→ LISTED RECORDS:

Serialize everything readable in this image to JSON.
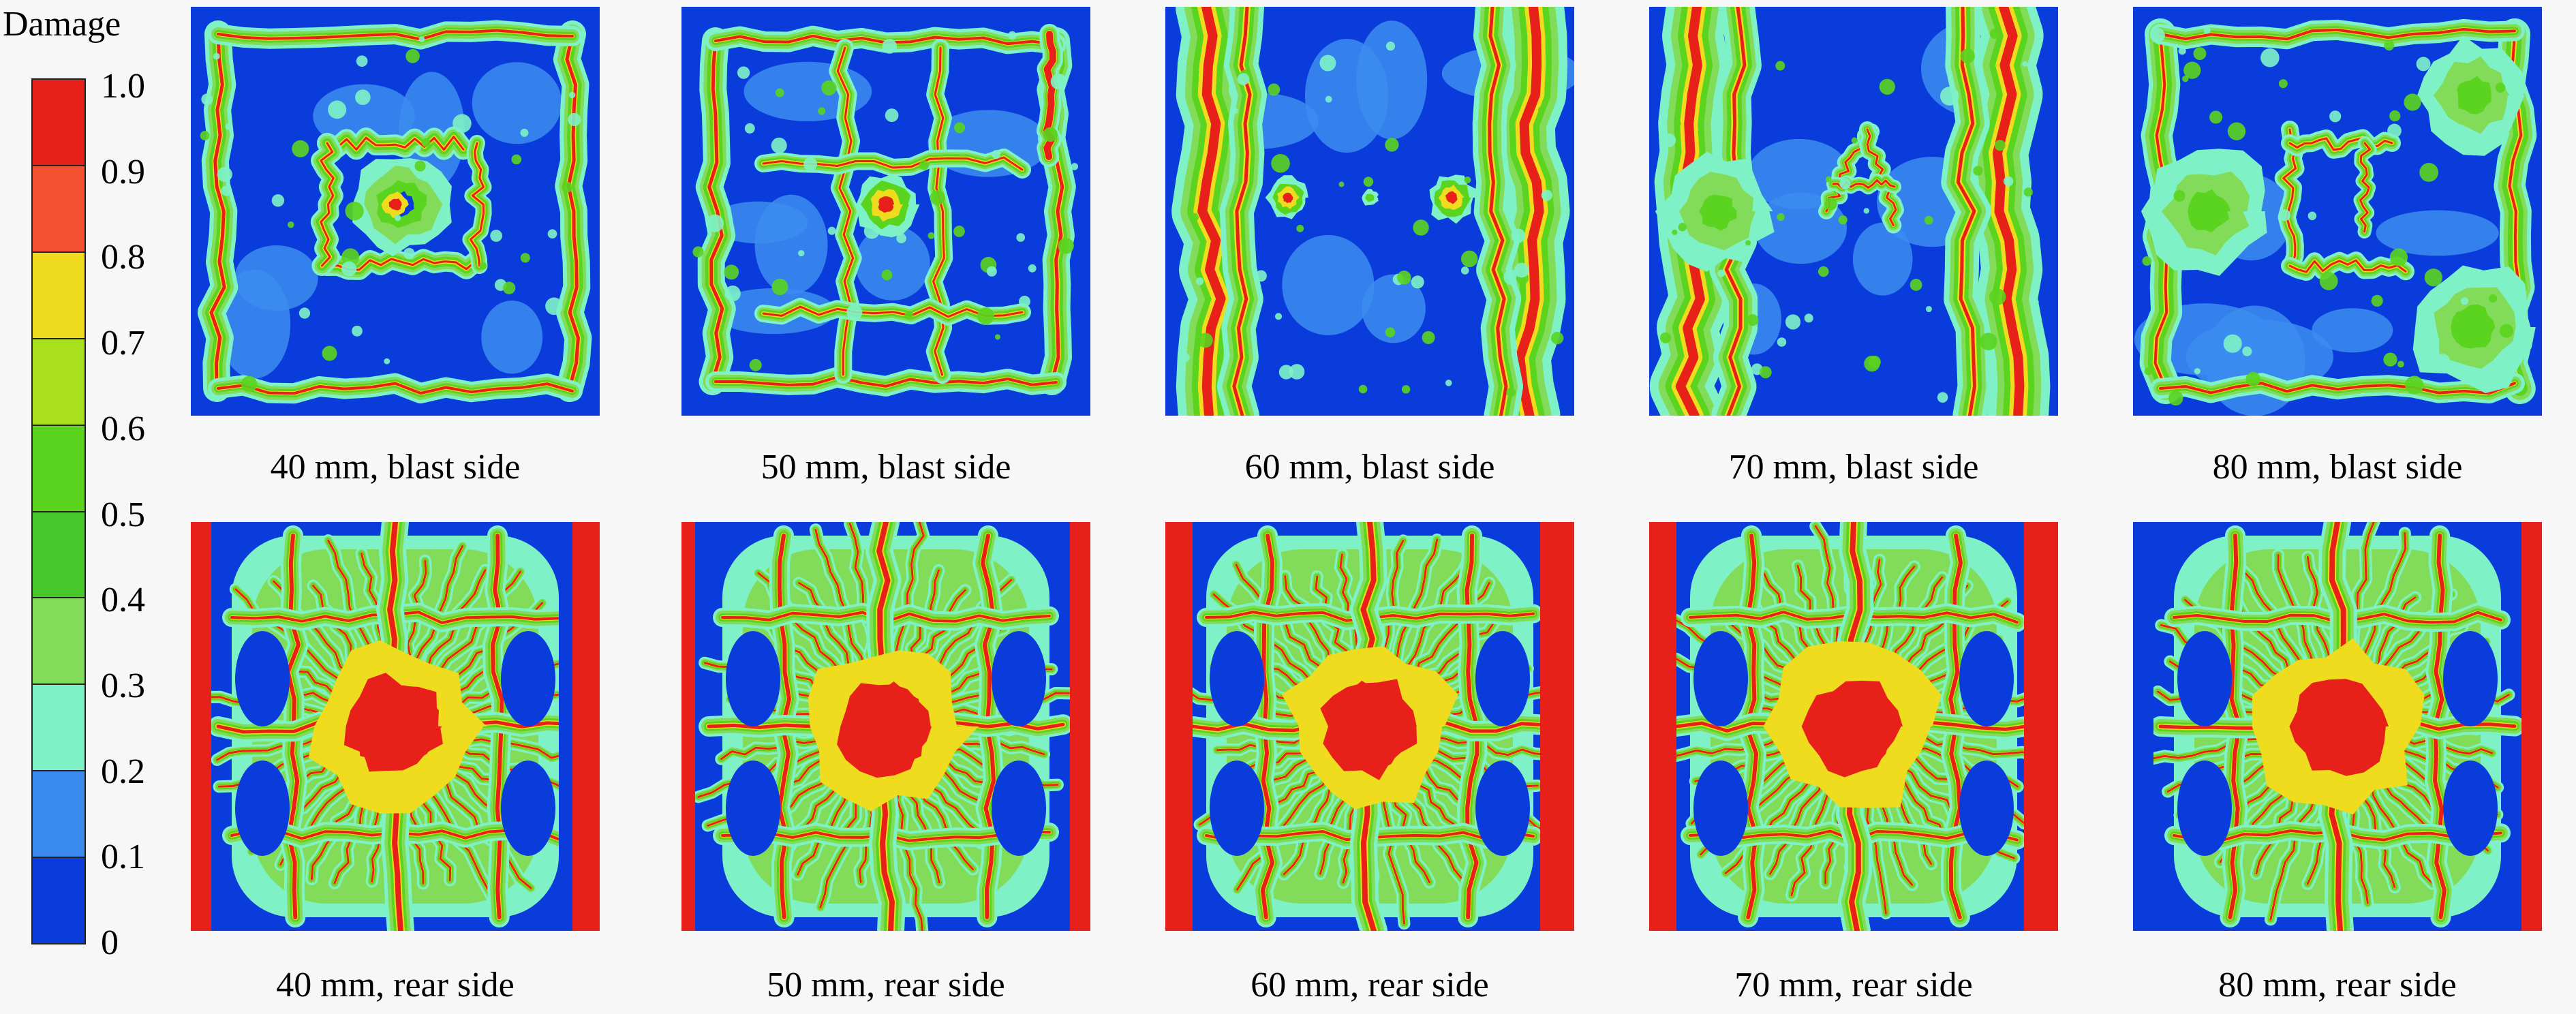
{
  "legend": {
    "title": "Damage",
    "ticks": [
      "1.0",
      "0.9",
      "0.8",
      "0.7",
      "0.6",
      "0.5",
      "0.4",
      "0.3",
      "0.2",
      "0.1",
      "0"
    ],
    "band_colors": [
      "#e8201a",
      "#f45232",
      "#f0dc1e",
      "#a8e01e",
      "#5ad41e",
      "#46c82a",
      "#82dc5a",
      "#7ef2c6",
      "#3c8cf0",
      "#0a3cdc"
    ]
  },
  "panels": [
    {
      "caption": "40 mm, blast side",
      "variant": "blast-1"
    },
    {
      "caption": "50 mm, blast side",
      "variant": "blast-2"
    },
    {
      "caption": "60 mm, blast side",
      "variant": "blast-3"
    },
    {
      "caption": "70 mm, blast side",
      "variant": "blast-4"
    },
    {
      "caption": "80 mm, blast side",
      "variant": "blast-5"
    },
    {
      "caption": "40 mm, rear side",
      "variant": "rear-1"
    },
    {
      "caption": "50 mm, rear side",
      "variant": "rear-2"
    },
    {
      "caption": "60 mm, rear side",
      "variant": "rear-3"
    },
    {
      "caption": "70 mm, rear side",
      "variant": "rear-4"
    },
    {
      "caption": "80 mm, rear side",
      "variant": "rear-5"
    }
  ]
}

→ REQUIREMENTS: Print each line of the material above exactly, with the pictures removed from your copy.

→ RIGHT ANSWER:
Serialize everything readable in this image to JSON.
{
  "legend": {
    "title": "Damage",
    "ticks": [
      "1.0",
      "0.9",
      "0.8",
      "0.7",
      "0.6",
      "0.5",
      "0.4",
      "0.3",
      "0.2",
      "0.1",
      "0"
    ],
    "band_colors": [
      "#e8201a",
      "#f45232",
      "#f0dc1e",
      "#a8e01e",
      "#5ad41e",
      "#46c82a",
      "#82dc5a",
      "#7ef2c6",
      "#3c8cf0",
      "#0a3cdc"
    ]
  },
  "panels": [
    {
      "caption": "40 mm, blast side",
      "variant": "blast-1"
    },
    {
      "caption": "50 mm, blast side",
      "variant": "blast-2"
    },
    {
      "caption": "60 mm, blast side",
      "variant": "blast-3"
    },
    {
      "caption": "70 mm, blast side",
      "variant": "blast-4"
    },
    {
      "caption": "80 mm, blast side",
      "variant": "blast-5"
    },
    {
      "caption": "40 mm, rear side",
      "variant": "rear-1"
    },
    {
      "caption": "50 mm, rear side",
      "variant": "rear-2"
    },
    {
      "caption": "60 mm, rear side",
      "variant": "rear-3"
    },
    {
      "caption": "70 mm, rear side",
      "variant": "rear-4"
    },
    {
      "caption": "80 mm, rear side",
      "variant": "rear-5"
    }
  ]
}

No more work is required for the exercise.